REQUIRED TASK:
Show every line containing "climb" by copying it.

[Collected data entries]
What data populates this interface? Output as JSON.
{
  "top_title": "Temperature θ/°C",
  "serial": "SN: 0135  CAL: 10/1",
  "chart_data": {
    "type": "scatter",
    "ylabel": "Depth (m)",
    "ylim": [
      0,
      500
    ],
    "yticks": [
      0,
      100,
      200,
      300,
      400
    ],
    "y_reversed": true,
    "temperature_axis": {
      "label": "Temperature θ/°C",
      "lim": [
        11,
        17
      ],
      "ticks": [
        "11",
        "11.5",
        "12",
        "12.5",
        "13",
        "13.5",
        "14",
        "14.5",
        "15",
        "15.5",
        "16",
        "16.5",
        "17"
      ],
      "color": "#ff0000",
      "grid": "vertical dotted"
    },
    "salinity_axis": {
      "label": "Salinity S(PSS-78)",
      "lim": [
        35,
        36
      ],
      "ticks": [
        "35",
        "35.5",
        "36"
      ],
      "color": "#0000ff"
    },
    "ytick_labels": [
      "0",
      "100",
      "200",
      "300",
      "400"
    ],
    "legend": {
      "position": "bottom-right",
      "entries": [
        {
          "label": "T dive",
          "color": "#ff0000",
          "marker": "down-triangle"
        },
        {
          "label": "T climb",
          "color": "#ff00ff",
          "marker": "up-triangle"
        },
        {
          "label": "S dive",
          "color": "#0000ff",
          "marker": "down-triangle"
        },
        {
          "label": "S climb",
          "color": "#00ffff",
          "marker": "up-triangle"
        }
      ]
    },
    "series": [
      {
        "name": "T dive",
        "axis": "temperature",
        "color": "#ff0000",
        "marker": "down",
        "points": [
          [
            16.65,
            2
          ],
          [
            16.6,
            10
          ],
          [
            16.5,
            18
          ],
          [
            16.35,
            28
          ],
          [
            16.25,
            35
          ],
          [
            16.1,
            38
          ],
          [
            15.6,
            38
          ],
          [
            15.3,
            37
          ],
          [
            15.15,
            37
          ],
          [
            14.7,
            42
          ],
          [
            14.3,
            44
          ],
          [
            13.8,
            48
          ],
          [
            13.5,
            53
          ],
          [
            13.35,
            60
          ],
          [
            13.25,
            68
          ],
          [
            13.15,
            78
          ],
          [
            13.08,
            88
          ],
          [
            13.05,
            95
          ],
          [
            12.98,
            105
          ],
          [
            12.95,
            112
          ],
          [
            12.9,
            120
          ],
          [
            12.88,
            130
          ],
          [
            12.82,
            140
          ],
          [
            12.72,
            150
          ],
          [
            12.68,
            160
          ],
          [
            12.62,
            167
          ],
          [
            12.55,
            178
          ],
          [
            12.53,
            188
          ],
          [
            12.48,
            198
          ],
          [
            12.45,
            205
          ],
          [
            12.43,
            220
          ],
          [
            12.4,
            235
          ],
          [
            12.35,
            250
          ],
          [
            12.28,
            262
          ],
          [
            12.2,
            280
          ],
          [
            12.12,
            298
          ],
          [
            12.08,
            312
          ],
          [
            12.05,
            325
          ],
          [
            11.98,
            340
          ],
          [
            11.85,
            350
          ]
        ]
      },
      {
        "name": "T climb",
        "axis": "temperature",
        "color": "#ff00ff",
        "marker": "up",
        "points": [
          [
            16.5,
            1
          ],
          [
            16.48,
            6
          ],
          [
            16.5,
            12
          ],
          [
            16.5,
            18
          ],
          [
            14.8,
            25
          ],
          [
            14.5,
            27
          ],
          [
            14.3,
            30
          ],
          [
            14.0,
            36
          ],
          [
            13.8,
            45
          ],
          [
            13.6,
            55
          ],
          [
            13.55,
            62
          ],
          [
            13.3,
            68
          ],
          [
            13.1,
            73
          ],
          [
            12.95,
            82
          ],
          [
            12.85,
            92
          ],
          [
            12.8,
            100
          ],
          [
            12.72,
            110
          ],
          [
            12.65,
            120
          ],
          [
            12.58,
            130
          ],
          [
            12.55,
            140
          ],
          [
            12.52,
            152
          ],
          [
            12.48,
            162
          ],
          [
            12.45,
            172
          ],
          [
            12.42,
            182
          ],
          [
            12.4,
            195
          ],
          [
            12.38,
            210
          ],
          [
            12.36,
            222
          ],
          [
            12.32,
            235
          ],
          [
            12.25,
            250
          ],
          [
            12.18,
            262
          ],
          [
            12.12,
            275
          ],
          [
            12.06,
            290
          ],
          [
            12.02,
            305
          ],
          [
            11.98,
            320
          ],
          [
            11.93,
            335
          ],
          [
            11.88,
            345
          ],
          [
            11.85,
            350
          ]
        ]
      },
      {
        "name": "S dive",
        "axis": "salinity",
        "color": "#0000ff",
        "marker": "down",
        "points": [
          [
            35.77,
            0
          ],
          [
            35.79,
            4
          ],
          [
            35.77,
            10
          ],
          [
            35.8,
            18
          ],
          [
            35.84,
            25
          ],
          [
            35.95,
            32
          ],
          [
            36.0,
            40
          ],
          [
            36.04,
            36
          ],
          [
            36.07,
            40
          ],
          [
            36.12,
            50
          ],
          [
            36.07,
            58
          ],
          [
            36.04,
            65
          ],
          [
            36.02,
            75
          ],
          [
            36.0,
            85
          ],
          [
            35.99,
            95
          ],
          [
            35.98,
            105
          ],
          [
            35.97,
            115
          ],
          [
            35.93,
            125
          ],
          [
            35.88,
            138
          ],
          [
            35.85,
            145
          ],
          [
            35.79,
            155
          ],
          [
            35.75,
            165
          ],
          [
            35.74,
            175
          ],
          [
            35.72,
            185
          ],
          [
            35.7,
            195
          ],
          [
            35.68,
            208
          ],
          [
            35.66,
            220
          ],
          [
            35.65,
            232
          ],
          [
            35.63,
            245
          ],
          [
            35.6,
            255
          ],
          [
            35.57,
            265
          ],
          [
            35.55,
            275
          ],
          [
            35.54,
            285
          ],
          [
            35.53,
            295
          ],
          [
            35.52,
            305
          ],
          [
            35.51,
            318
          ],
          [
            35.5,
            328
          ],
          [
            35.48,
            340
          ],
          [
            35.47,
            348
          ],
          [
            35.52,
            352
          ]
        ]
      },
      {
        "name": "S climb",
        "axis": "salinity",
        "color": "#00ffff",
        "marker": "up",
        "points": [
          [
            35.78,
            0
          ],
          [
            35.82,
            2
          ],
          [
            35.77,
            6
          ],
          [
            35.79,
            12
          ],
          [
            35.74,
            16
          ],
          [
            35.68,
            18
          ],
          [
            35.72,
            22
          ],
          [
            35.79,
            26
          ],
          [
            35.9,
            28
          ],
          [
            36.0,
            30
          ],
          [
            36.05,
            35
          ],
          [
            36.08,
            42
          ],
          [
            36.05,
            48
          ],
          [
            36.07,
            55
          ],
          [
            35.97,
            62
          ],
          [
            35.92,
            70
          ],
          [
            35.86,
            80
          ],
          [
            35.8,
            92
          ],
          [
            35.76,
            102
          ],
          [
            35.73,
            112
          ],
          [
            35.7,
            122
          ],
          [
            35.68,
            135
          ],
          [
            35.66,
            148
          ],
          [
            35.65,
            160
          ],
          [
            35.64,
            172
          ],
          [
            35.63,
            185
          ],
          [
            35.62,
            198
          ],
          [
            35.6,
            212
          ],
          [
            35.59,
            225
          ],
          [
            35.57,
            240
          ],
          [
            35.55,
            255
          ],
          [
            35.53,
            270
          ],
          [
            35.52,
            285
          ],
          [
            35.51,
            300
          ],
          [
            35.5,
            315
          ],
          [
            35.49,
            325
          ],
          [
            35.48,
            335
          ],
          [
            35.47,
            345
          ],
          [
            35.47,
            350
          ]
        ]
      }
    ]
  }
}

FINAL RESULT:
          "label": "T climb",
          "label": "S climb",
        "name": "T climb",
        "name": "S climb",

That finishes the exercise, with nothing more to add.